REQUIRED WORK
Retype everything in the listing, leaving each line exactly as it is.
-- Start of DATA LINES --
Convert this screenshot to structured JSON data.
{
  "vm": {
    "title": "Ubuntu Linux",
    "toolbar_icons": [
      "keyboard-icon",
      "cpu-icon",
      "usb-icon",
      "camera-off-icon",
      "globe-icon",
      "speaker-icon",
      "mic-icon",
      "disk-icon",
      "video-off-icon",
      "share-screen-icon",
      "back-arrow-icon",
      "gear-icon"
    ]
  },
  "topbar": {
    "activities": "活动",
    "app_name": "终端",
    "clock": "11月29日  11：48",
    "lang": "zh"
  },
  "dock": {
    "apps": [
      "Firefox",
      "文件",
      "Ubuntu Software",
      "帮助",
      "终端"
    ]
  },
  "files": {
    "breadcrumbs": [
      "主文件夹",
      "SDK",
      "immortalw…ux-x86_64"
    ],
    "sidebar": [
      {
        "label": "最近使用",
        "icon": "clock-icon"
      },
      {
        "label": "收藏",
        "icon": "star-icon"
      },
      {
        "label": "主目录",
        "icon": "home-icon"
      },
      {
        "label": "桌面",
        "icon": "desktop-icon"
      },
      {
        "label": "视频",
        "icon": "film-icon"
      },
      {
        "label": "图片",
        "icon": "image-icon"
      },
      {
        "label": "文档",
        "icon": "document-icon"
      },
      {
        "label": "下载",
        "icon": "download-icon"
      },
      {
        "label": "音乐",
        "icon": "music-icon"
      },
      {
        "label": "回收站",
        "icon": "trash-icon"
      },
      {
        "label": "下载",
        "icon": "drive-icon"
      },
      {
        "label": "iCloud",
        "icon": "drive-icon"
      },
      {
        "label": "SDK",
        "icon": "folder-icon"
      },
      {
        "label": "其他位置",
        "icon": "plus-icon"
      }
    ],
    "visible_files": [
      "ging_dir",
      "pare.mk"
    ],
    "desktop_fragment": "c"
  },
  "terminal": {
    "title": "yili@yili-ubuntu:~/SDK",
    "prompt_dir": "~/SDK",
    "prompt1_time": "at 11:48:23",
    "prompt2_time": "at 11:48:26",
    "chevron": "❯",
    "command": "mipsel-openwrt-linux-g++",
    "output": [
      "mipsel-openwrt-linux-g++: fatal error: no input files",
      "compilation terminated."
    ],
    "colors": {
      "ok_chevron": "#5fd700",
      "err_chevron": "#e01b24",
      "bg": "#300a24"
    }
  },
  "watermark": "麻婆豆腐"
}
-- End of DATA LINES --
EXPECTED ANSWER
Convert this screenshot to structured JSON data.
{
  "vm": {
    "title": "Ubuntu Linux",
    "toolbar_icons": [
      "keyboard-icon",
      "cpu-icon",
      "usb-icon",
      "camera-off-icon",
      "globe-icon",
      "speaker-icon",
      "mic-icon",
      "disk-icon",
      "video-off-icon",
      "share-screen-icon",
      "back-arrow-icon",
      "gear-icon"
    ]
  },
  "topbar": {
    "activities": "活动",
    "app_name": "终端",
    "clock": "11月29日  11：48",
    "lang": "zh"
  },
  "dock": {
    "apps": [
      "Firefox",
      "文件",
      "Ubuntu Software",
      "帮助",
      "终端"
    ]
  },
  "files": {
    "breadcrumbs": [
      "主文件夹",
      "SDK",
      "immortalw…ux-x86_64"
    ],
    "sidebar": [
      {
        "label": "最近使用",
        "icon": "clock-icon"
      },
      {
        "label": "收藏",
        "icon": "star-icon"
      },
      {
        "label": "主目录",
        "icon": "home-icon"
      },
      {
        "label": "桌面",
        "icon": "desktop-icon"
      },
      {
        "label": "视频",
        "icon": "film-icon"
      },
      {
        "label": "图片",
        "icon": "image-icon"
      },
      {
        "label": "文档",
        "icon": "document-icon"
      },
      {
        "label": "下载",
        "icon": "download-icon"
      },
      {
        "label": "音乐",
        "icon": "music-icon"
      },
      {
        "label": "回收站",
        "icon": "trash-icon"
      },
      {
        "label": "下载",
        "icon": "drive-icon"
      },
      {
        "label": "iCloud",
        "icon": "drive-icon"
      },
      {
        "label": "SDK",
        "icon": "folder-icon"
      },
      {
        "label": "其他位置",
        "icon": "plus-icon"
      }
    ],
    "visible_files": [
      "ging_dir",
      "pare.mk"
    ],
    "desktop_fragment": "c"
  },
  "terminal": {
    "title": "yili@yili-ubuntu:~/SDK",
    "prompt_dir": "~/SDK",
    "prompt1_time": "at 11:48:23",
    "prompt2_time": "at 11:48:26",
    "chevron": "❯",
    "command": "mipsel-openwrt-linux-g++",
    "output": [
      "mipsel-openwrt-linux-g++: fatal error: no input files",
      "compilation terminated."
    ],
    "colors": {
      "ok_chevron": "#5fd700",
      "err_chevron": "#e01b24",
      "bg": "#300a24"
    }
  },
  "watermark": "麻婆豆腐"
}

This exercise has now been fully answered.